_Problem details_.
Reproduce the lines below verbatim, starting at the first line and ending at the line that contains "table-row[interactable]: User Max", with both ends included.

_Data for this task_.
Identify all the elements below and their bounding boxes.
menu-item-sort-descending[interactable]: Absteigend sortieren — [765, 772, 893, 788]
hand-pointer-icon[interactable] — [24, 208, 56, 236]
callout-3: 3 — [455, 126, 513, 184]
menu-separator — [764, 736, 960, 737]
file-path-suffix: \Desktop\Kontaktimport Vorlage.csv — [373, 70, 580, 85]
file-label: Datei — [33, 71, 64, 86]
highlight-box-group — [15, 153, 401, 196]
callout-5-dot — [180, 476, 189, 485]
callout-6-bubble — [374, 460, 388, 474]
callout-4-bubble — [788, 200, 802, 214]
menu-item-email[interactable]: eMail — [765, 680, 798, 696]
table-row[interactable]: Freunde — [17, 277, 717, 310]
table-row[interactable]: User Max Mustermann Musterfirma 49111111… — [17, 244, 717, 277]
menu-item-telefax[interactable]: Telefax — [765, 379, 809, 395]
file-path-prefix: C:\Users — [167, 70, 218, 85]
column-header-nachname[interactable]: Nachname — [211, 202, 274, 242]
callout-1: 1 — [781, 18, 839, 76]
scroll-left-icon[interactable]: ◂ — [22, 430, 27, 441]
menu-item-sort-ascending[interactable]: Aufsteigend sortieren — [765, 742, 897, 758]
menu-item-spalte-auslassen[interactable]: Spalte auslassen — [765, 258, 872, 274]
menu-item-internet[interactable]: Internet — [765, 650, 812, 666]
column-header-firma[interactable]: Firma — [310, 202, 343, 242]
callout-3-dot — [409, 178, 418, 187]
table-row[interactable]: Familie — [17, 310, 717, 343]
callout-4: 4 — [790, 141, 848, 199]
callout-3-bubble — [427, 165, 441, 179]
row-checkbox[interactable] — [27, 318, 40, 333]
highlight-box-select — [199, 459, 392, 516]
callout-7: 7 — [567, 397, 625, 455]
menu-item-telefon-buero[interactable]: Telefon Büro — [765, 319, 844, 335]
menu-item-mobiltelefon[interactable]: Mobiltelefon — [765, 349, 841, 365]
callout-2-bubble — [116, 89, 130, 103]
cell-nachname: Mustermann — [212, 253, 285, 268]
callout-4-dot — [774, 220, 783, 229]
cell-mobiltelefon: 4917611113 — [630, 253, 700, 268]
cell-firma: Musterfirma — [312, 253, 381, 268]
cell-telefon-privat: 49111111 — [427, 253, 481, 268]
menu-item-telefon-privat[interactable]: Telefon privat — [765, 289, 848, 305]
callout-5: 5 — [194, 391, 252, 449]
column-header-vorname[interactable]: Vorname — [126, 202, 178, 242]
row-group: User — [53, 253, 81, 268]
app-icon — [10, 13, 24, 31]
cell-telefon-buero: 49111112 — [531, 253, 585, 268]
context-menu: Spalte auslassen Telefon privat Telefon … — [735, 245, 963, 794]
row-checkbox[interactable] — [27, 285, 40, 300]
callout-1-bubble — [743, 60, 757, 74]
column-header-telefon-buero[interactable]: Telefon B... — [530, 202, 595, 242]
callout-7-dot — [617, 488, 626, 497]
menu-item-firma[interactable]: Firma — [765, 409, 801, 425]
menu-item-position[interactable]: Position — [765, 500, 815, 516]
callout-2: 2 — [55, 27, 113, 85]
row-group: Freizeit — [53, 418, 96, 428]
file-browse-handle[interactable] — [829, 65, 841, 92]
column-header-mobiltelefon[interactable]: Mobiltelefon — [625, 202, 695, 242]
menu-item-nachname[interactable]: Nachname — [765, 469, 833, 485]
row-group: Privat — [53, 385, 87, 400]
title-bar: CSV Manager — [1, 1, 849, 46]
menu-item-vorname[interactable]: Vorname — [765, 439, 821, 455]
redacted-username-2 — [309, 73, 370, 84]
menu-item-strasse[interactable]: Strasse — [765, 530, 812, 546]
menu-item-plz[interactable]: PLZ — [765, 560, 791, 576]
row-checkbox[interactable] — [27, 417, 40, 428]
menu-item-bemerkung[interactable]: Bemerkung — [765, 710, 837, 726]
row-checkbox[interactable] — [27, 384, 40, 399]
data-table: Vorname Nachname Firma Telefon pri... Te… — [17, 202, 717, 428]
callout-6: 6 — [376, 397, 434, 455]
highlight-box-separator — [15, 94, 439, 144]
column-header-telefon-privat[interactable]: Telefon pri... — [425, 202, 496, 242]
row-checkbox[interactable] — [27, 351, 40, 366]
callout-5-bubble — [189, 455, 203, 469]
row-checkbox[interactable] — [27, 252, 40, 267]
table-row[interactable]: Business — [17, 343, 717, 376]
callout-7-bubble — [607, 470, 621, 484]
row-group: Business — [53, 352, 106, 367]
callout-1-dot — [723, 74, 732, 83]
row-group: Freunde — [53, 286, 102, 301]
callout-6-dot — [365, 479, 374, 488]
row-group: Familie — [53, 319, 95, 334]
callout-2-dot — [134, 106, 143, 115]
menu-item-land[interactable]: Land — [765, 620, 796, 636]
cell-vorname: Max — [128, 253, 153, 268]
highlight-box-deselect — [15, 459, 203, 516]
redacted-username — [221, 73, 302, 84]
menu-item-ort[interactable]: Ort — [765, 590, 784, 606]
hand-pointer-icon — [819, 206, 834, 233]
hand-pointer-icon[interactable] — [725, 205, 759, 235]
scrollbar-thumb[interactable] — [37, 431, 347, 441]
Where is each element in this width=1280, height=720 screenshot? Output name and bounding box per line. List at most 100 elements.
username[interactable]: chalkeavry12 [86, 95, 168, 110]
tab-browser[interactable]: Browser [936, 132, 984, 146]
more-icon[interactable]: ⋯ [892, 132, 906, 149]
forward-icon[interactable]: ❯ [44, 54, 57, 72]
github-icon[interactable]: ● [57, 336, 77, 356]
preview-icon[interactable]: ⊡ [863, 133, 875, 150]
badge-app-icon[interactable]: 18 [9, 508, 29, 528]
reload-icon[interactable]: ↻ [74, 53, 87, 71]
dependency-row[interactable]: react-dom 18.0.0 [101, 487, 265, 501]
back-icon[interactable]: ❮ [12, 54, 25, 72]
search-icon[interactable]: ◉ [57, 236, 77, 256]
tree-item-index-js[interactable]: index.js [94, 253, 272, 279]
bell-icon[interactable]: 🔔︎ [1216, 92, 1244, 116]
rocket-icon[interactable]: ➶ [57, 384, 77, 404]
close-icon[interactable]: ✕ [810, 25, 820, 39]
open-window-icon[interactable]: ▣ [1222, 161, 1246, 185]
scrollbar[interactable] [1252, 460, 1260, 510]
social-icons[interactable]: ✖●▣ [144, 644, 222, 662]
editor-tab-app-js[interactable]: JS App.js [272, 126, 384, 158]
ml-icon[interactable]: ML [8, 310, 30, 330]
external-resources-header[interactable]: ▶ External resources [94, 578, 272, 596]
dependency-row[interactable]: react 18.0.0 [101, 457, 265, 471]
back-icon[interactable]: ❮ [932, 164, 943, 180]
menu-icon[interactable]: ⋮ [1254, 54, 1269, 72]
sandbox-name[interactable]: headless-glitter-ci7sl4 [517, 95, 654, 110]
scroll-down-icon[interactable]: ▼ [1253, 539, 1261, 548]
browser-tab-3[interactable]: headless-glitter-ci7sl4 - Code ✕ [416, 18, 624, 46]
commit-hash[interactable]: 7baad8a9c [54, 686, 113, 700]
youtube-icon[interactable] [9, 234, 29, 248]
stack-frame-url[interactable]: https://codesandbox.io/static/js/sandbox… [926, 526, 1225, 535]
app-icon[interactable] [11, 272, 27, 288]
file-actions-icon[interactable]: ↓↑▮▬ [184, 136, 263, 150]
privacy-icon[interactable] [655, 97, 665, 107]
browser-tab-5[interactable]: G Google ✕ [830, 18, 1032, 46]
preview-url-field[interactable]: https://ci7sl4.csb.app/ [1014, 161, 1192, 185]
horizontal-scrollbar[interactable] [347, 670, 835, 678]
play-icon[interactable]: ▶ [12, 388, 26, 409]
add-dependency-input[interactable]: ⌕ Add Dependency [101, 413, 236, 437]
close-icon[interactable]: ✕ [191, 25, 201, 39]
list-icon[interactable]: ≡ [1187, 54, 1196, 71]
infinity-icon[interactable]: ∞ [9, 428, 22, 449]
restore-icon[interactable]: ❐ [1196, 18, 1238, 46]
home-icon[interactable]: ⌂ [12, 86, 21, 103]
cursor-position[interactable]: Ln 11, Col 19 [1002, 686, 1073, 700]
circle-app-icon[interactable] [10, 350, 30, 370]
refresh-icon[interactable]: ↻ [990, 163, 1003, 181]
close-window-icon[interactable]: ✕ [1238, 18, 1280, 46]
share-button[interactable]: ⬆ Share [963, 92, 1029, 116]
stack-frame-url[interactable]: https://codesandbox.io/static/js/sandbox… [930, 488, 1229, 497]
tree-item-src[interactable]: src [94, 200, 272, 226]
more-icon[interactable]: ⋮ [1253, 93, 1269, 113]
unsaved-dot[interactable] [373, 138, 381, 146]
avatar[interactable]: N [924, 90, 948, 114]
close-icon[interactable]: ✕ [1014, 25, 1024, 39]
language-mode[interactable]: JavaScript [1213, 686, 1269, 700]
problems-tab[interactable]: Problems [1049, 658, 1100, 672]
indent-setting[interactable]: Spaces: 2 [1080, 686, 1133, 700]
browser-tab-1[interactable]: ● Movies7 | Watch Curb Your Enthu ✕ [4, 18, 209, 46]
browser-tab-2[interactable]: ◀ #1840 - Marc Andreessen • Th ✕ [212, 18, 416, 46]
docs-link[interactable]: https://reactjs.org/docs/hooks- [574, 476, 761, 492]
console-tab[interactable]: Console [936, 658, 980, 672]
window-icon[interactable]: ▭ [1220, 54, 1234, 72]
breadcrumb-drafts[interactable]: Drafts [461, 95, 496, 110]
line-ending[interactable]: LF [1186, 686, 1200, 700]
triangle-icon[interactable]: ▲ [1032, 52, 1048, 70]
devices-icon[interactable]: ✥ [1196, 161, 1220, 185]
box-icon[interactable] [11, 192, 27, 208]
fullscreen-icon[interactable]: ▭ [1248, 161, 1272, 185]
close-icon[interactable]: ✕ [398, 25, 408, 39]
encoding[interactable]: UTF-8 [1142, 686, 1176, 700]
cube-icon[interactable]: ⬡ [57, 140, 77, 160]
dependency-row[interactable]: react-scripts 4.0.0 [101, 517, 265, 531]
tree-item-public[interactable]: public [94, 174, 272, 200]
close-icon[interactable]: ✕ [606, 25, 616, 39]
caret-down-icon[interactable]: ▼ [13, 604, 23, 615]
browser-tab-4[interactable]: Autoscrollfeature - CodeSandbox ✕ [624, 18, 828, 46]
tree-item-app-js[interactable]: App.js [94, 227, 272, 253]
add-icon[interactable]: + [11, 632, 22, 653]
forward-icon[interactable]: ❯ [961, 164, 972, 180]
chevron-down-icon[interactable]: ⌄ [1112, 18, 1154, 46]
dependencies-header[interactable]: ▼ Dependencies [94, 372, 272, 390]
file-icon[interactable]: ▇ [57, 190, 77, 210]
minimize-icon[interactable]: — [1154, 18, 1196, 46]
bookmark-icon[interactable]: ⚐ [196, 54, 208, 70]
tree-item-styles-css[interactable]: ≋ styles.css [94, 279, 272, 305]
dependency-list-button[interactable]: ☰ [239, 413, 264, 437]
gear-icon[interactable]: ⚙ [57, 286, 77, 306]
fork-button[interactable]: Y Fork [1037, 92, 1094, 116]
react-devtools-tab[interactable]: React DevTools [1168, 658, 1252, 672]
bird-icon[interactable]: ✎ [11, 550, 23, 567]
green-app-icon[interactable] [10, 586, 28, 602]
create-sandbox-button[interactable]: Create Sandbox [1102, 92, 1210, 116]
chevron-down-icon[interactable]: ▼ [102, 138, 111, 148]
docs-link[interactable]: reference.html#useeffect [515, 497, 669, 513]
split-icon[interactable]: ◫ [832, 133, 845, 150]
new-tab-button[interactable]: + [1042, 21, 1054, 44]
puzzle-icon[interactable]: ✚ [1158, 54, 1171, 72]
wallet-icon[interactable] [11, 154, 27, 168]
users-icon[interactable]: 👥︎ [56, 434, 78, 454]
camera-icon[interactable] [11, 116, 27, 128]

_Response below_.
Identify all the elements below and their bounding boxes.
menu-item-sort-descending[interactable]: Absteigend sortieren — [765, 772, 893, 788]
hand-pointer-icon[interactable] — [24, 208, 56, 236]
callout-3: 3 — [455, 126, 513, 184]
menu-separator — [764, 736, 960, 737]
file-path-suffix: \Desktop\Kontaktimport Vorlage.csv — [373, 70, 580, 85]
file-label: Datei — [33, 71, 64, 86]
highlight-box-group — [15, 153, 401, 196]
callout-5-dot — [180, 476, 189, 485]
callout-6-bubble — [374, 460, 388, 474]
callout-4-bubble — [788, 200, 802, 214]
menu-item-email[interactable]: eMail — [765, 680, 798, 696]
table-row[interactable]: Freunde — [17, 277, 717, 310]
table-row[interactable]: User Max Mustermann Musterfirma 49111111… — [17, 244, 717, 277]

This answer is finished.